▸ Document excerpt
((
IASLC’s site survey also shed light on the biggest pandemic challenges faced in lung cancer trials. The most frequent issue identified as moderate or greater was a lower number of eligible patients (63 percent), followed by protocol compliance (56 percent) and trial suspensions (54 percent).
Unsurprisingly, sites named fear of COVID infection (89 percent) as the top patient challenge during the crisis. Other deterrents included willingness to visit the site (59 percent), ability to travel (54 percent) and site access (49 percent), as well as securing transportation (38 percent) and lab/radiology access (16 percent).
Patients with lung cancer have more comorbidities and are often quite ill, making enrollment a difficult task in general when traveling is required to participate, says Vamsidhar Velcheti, a medical oncology specialist and director of thoracic medical oncology at NYU Langone’s Perlmutter Cancer Center.
“Patients who have lung cancer have a higher risk for having adverse outcomes if they have COVID-19 infection. That in itself made a lot of our thoracic oncologists be very cautious about how we can protect our patients and restrict the number of unnecessary visits to hospitals and healthcare facilities to minimize the risk for infection,” he says. “I think that definitely impacted trial accrual, because trials require very frequent visits and [patients] have to come into the city to participate. In the middle of the pandemic, our accrual definitely took a dip because of that.”
))
Continue the passage above on the COVID-19 pandemic's effects on lung cancer trials, starting after its final sentence.

▸ Data extract
((
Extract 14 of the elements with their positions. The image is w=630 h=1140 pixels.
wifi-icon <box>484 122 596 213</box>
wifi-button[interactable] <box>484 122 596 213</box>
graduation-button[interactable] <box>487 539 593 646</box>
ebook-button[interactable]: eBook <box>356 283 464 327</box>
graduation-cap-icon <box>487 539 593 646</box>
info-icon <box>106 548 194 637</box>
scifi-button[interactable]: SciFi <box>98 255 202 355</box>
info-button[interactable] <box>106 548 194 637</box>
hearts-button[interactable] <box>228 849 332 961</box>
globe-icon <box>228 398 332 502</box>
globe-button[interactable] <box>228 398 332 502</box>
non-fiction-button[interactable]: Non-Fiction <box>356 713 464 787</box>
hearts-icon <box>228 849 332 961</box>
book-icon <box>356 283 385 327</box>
))
▸ Reply to the exercise
Study author Upal Roy, assistant professor at the University of Texas Rio Grande Valley and executive director of LUNGEVITY Research, offered specific recommendations for sites and sponsors to make lung cancer trials more patient-centric, many of which were used during the pandemic.
When possible, he advises that they conduct remote clinical, laboratory and radiological assessments (as applicable to the trial phase), use mail-order delivery of the trial drug and allow for remote infusions when they’re considered low risk. Roy notes that distribution, storage and recording use of the study drug can be done at local infusion centers and adverse event monitoring done in real-time.
Electronic patient-reported outcomes that remotely monitor symptoms and telehealth visits that employ video or telephone conferencing based on patient preference are also effective ways of making lung cancer trials more appealing, Roy says.
The pandemic forcing researchers to quickly adapt their trials has created some momentum to apply lessons learned and make trials more flexible across cancer types, Smeltzer told CenterWatch Weekly. This momentum could and should be leveraged to significantly improve enrollment in oncology trials and make participation easier for cancer patients.
“I am hopeful some of these strategies will be adopted beyond the pandemic,” Smeltzer says. “The proportion of adults diagnosed with cancer who participate in clinical trials is quite low. If additional flexibility made participation feasible for just one out of 10 persons who would not have otherwise enrolled, we would see large increases in overall enrollment.”
In addition, “the use of electronic binders or electronic source data for sponsor/CRO remote data monitoring reduces burden on sites and improves productivity for sponsors/CROs as now on-site visits are eliminated or greatly reduced,” says Sandra Smith, WCG’s senior VP of clinical solutions and strategic partnering.
Velcheti, who believes the pandemic has illuminated the large number of unnecessary procedures and visits in clinical trials that may not be needed to properly conduct them, feels that the changes put in place during the pandemic may be here to stay and will improve clinical trial accrual if they do become standard.